**Problem to work on**
Retype the rows below without any changes.

**Element and region listings**
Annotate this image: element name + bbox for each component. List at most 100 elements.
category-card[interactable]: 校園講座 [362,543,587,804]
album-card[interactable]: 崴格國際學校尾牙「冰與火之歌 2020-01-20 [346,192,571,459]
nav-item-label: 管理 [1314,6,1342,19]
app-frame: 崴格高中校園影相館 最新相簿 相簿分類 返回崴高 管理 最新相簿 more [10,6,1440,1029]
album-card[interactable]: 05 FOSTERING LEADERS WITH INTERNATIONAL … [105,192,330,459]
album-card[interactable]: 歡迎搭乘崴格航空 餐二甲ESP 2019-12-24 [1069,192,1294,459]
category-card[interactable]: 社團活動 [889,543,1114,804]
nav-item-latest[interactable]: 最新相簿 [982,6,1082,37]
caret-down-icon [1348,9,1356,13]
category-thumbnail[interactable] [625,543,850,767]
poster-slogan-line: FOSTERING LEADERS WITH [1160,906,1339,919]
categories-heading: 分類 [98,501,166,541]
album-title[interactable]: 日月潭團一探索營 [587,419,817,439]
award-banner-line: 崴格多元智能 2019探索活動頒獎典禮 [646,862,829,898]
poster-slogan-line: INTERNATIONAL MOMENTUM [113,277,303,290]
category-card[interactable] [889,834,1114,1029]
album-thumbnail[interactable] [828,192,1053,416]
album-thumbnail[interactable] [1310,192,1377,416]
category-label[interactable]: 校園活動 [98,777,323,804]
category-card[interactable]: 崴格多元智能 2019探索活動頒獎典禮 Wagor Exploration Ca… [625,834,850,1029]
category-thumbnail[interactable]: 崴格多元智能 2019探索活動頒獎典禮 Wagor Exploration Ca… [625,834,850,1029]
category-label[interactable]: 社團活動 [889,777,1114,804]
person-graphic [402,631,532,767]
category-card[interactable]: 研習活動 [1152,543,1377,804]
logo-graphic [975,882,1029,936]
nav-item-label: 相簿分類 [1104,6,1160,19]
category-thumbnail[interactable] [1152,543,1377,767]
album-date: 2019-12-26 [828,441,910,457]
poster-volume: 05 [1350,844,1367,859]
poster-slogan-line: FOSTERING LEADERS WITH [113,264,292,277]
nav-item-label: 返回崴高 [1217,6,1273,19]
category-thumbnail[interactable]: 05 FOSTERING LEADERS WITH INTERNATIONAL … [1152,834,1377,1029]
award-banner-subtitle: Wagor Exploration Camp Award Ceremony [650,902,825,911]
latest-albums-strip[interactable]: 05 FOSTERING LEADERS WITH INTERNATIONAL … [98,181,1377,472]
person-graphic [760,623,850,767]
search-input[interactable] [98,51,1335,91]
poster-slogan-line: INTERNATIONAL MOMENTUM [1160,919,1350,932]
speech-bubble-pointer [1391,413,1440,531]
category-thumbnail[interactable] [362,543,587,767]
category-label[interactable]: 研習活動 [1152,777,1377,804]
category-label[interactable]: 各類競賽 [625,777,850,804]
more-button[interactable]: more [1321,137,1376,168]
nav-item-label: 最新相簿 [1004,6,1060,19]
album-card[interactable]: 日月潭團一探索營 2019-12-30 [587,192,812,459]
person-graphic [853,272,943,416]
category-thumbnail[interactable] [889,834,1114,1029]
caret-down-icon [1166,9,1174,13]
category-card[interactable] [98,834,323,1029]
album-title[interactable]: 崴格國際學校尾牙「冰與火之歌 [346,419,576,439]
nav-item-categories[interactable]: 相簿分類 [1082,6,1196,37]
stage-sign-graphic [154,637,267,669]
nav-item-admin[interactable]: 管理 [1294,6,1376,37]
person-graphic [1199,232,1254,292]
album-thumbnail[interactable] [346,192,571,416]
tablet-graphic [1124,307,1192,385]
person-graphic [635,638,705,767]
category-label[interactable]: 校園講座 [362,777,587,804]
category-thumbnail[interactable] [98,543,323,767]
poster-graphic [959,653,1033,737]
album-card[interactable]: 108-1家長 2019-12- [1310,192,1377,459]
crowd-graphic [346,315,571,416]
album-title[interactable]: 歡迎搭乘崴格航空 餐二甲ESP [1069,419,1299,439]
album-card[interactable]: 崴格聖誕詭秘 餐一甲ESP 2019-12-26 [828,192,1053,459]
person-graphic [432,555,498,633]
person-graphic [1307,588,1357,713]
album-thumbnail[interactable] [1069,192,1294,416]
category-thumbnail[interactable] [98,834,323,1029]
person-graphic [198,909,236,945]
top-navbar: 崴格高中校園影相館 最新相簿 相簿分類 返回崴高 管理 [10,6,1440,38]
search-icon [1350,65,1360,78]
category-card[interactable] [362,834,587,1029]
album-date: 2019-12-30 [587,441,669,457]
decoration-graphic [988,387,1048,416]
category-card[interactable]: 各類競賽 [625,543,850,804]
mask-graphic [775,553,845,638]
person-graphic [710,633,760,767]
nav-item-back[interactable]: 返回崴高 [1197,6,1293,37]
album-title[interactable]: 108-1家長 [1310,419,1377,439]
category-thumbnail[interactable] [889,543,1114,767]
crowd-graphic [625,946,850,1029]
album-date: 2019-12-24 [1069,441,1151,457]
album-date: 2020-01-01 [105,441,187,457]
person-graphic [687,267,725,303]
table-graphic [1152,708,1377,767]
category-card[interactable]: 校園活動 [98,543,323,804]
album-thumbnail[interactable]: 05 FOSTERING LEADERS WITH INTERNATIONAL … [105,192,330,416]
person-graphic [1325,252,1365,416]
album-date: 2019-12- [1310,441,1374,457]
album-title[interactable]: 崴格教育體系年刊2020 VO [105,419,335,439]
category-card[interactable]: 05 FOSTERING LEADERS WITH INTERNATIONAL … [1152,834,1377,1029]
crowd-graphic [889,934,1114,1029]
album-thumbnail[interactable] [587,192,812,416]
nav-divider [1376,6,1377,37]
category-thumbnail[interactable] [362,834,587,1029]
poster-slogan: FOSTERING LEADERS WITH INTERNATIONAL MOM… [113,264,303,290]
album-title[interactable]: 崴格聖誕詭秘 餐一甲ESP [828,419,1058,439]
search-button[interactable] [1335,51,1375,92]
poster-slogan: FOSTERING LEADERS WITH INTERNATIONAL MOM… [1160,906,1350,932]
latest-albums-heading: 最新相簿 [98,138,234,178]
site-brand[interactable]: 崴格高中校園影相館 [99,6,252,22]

**Result of this task**
Annotate this image: element name + bbox for each component. List at most 100 elements.
category-card[interactable]: 校園講座 [362,543,587,804]
album-card[interactable]: 崴格國際學校尾牙「冰與火之歌 2020-01-20 [346,192,571,459]
nav-item-label: 管理 [1314,6,1342,19]
app-frame: 崴格高中校園影相館 最新相簿 相簿分類 返回崴高 管理 最新相簿 more [10,6,1440,1029]
album-card[interactable]: 05 FOSTERING LEADERS WITH INTERNATIONAL … [105,192,330,459]
album-card[interactable]: 歡迎搭乘崴格航空 餐二甲ESP 2019-12-24 [1069,192,1294,459]
category-card[interactable]: 社團活動 [889,543,1114,804]
nav-item-latest[interactable]: 最新相簿 [982,6,1082,37]
caret-down-icon [1348,9,1356,13]
category-thumbnail[interactable] [625,543,850,767]
poster-slogan-line: FOSTERING LEADERS WITH [1160,906,1339,919]
categories-heading: 分類 [98,501,166,541]
album-title[interactable]: 日月潭團一探索營 [587,419,817,439]
award-banner-line: 崴格多元智能 2019探索活動頒獎典禮 [646,862,829,898]
poster-slogan-line: INTERNATIONAL MOMENTUM [113,277,303,290]
category-card[interactable] [889,834,1114,1029]
album-thumbnail[interactable] [828,192,1053,416]
album-thumbnail[interactable] [1310,192,1377,416]
category-label[interactable]: 校園活動 [98,777,323,804]
category-card[interactable]: 崴格多元智能 2019探索活動頒獎典禮 Wagor Exploration Ca… [625,834,850,1029]
category-thumbnail[interactable]: 崴格多元智能 2019探索活動頒獎典禮 Wagor Exploration Ca… [625,834,850,1029]
category-label[interactable]: 社團活動 [889,777,1114,804]
person-graphic [402,631,532,767]
category-card[interactable]: 研習活動 [1152,543,1377,804]
logo-graphic [975,882,1029,936]
nav-item-label: 相簿分類 [1104,6,1160,19]
category-thumbnail[interactable] [1152,543,1377,767]
album-date: 2019-12-26 [828,441,910,457]
poster-volume: 05 [1350,844,1367,859]
poster-slogan-line: FOSTERING LEADERS WITH [113,264,292,277]
nav-item-label: 返回崴高 [1217,6,1273,19]
category-thumbnail[interactable]: 05 FOSTERING LEADERS WITH INTERNATIONAL … [1152,834,1377,1029]
award-banner-subtitle: Wagor Exploration Camp Award Ceremony [650,902,825,911]
latest-albums-strip[interactable]: 05 FOSTERING LEADERS WITH INTERNATIONAL … [98,181,1377,472]
person-graphic [760,623,850,767]
search-input[interactable] [98,51,1335,91]
poster-slogan-line: INTERNATIONAL MOMENTUM [1160,919,1350,932]
speech-bubble-pointer [1391,413,1440,531]
category-thumbnail[interactable] [362,543,587,767]
category-label[interactable]: 研習活動 [1152,777,1377,804]
category-label[interactable]: 各類競賽 [625,777,850,804]
more-button[interactable]: more [1321,137,1376,168]
nav-item-label: 最新相簿 [1004,6,1060,19]
album-card[interactable]: 日月潭團一探索營 2019-12-30 [587,192,812,459]
person-graphic [853,272,943,416]
category-thumbnail[interactable] [889,834,1114,1029]
caret-down-icon [1166,9,1174,13]
category-card[interactable] [98,834,323,1029]
album-title[interactable]: 崴格國際學校尾牙「冰與火之歌 [346,419,576,439]
nav-item-categories[interactable]: 相簿分類 [1082,6,1196,37]
stage-sign-graphic [154,637,267,669]
nav-item-admin[interactable]: 管理 [1294,6,1376,37]
person-graphic [1199,232,1254,292]
album-thumbnail[interactable] [346,192,571,416]
tablet-graphic [1124,307,1192,385]
person-graphic [635,638,705,767]
category-label[interactable]: 校園講座 [362,777,587,804]
category-thumbnail[interactable] [98,543,323,767]
poster-graphic [959,653,1033,737]
album-card[interactable]: 108-1家長 2019-12- [1310,192,1377,459]
crowd-graphic [346,315,571,416]
album-title[interactable]: 歡迎搭乘崴格航空 餐二甲ESP [1069,419,1299,439]
album-card[interactable]: 崴格聖誕詭秘 餐一甲ESP 2019-12-26 [828,192,1053,459]
person-graphic [432,555,498,633]
person-graphic [1307,588,1357,713]
album-thumbnail[interactable] [1069,192,1294,416]
category-thumbnail[interactable] [98,834,323,1029]
person-graphic [198,909,236,945]
top-navbar: 崴格高中校園影相館 最新相簿 相簿分類 返回崴高 管理 [10,6,1440,38]
search-icon [1350,65,1360,78]
category-card[interactable] [362,834,587,1029]
album-date: 2019-12-30 [587,441,669,457]
decoration-graphic [988,387,1048,416]
category-card[interactable]: 各類競賽 [625,543,850,804]
mask-graphic [775,553,845,638]
person-graphic [710,633,760,767]
nav-item-back[interactable]: 返回崴高 [1197,6,1293,37]
album-title[interactable]: 108-1家長 [1310,419,1377,439]
category-thumbnail[interactable] [889,543,1114,767]
crowd-graphic [625,946,850,1029]
album-date: 2019-12-24 [1069,441,1151,457]
album-date: 2020-01-01 [105,441,187,457]
person-graphic [687,267,725,303]
table-graphic [1152,708,1377,767]
category-card[interactable]: 校園活動 [98,543,323,804]
album-thumbnail[interactable]: 05 FOSTERING LEADERS WITH INTERNATIONAL … [105,192,330,416]
person-graphic [1325,252,1365,416]
album-date: 2019-12- [1310,441,1374,457]
album-title[interactable]: 崴格教育體系年刊2020 VO [105,419,335,439]
category-card[interactable]: 05 FOSTERING LEADERS WITH INTERNATIONAL … [1152,834,1377,1029]
crowd-graphic [889,934,1114,1029]
album-thumbnail[interactable] [587,192,812,416]
nav-divider [1376,6,1377,37]
category-thumbnail[interactable] [362,834,587,1029]
poster-slogan: FOSTERING LEADERS WITH INTERNATIONAL MOM… [113,264,303,290]
album-title[interactable]: 崴格聖誕詭秘 餐一甲ESP [828,419,1058,439]
search-button[interactable] [1335,51,1375,92]
poster-slogan: FOSTERING LEADERS WITH INTERNATIONAL MOM… [1160,906,1350,932]
latest-albums-heading: 最新相簿 [98,138,234,178]
site-brand[interactable]: 崴格高中校園影相館 [99,6,252,22]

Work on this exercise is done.